Task list –
a: Name every country that the review excerpt below gives as a location where the included studies were conducted.
b: Answer these questions from the review excerpt below:
(i) How many of the included studies were retrospective?
(ii) Which study took place in two different hospitals?
(iii) How many studies were conducted in Norway?

Supplied text –
Start of Block
Among the included studies three studies were retrospective [17, 45, 46], three studies were prospective [47,48,49] and one RCT [50]. Of the seven included studies, three were observational [45, 47, 49]. All studies were single-centre studies except for Turesson et al. [45], which took place in two different hospitals.

Geographical location

Of the seven studies included in this review, four were conducted in Sweden [17, 45, 47, 50], two in Norway [46, 49] and one in Lithuania [48]. These studies are all conducted from Northern Europe, with no studies from the rest of Europe or the world. Five studies were conducted in a University hospital [45,46,47,48,49,50], one was conducted in a county hospital [17] and one [45] study was conducted in both, university and county hospital, comparing both.
End of Block
Document structure recognition data –
Start of Block
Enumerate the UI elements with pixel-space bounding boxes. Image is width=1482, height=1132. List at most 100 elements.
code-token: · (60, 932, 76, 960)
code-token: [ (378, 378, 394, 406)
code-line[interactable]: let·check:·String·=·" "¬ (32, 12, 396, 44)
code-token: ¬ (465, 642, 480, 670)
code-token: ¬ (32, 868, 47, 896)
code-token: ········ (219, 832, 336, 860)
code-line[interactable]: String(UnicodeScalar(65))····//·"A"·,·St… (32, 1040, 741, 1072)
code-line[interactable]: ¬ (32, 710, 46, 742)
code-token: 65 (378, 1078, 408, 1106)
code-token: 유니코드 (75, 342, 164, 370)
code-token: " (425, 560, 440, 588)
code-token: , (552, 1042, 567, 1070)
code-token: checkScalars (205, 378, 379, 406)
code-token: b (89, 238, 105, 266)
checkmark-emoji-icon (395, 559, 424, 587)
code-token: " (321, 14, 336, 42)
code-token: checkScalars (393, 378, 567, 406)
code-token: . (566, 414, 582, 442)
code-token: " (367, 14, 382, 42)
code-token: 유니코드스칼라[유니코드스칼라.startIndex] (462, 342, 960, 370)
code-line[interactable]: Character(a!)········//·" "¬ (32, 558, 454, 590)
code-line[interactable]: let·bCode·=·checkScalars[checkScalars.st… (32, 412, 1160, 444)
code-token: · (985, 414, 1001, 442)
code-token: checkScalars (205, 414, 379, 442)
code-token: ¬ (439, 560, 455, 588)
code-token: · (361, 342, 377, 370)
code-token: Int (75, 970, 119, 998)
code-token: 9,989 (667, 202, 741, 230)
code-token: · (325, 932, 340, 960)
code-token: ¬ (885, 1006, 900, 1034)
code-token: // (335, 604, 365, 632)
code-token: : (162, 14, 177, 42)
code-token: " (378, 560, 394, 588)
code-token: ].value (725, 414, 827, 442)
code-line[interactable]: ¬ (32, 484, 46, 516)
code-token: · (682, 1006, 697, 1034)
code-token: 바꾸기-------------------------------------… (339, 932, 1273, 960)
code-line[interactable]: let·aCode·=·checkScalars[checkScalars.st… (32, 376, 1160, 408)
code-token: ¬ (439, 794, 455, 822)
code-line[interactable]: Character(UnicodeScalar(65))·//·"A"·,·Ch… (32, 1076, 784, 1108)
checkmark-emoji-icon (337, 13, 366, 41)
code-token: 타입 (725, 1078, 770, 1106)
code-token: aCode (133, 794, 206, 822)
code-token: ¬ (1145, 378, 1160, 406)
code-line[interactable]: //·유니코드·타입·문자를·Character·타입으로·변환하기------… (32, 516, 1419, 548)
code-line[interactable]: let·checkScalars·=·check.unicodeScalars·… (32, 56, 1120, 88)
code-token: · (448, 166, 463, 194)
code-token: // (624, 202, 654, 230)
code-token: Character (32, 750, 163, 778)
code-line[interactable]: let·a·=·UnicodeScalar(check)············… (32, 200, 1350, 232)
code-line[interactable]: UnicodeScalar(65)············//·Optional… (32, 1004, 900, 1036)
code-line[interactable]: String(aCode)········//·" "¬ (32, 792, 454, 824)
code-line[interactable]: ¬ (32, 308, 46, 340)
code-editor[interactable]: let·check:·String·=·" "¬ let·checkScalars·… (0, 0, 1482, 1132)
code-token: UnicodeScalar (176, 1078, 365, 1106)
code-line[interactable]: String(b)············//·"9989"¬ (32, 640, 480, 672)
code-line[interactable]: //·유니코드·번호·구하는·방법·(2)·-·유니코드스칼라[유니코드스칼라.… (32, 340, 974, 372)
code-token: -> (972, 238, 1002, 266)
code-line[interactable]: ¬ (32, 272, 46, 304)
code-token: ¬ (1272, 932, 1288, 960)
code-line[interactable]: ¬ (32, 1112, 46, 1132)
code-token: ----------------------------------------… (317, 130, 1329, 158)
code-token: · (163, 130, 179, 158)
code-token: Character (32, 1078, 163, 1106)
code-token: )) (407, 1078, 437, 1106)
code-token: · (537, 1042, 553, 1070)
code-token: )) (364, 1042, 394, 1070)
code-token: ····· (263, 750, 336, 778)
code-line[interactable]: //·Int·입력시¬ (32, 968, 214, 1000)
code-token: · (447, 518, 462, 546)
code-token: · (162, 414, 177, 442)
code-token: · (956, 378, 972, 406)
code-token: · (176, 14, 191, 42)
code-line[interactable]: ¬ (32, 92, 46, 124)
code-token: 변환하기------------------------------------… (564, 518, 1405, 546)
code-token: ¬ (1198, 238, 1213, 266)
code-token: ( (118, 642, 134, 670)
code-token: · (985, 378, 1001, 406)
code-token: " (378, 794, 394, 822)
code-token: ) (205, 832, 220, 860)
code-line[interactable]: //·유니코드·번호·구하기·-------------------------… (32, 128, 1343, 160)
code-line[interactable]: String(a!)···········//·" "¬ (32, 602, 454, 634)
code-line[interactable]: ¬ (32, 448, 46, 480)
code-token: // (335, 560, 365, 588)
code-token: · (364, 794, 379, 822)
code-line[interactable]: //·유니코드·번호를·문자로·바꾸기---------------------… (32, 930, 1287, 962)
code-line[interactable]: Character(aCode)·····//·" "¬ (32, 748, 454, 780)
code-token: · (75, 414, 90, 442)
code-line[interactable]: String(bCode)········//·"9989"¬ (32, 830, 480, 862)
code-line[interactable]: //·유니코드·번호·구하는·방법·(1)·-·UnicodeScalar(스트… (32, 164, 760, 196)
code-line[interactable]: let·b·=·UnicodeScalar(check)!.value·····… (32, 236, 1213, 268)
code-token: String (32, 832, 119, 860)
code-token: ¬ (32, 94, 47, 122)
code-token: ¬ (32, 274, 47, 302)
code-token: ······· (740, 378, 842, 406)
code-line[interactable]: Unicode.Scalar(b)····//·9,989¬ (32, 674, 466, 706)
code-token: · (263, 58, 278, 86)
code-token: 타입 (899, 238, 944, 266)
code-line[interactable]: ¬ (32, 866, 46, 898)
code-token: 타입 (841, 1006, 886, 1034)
End of Block
Solution set –
a: Sweden, Norway, Lithuania

b:
(i) Three
(ii) Turesson et al.
(iii) Two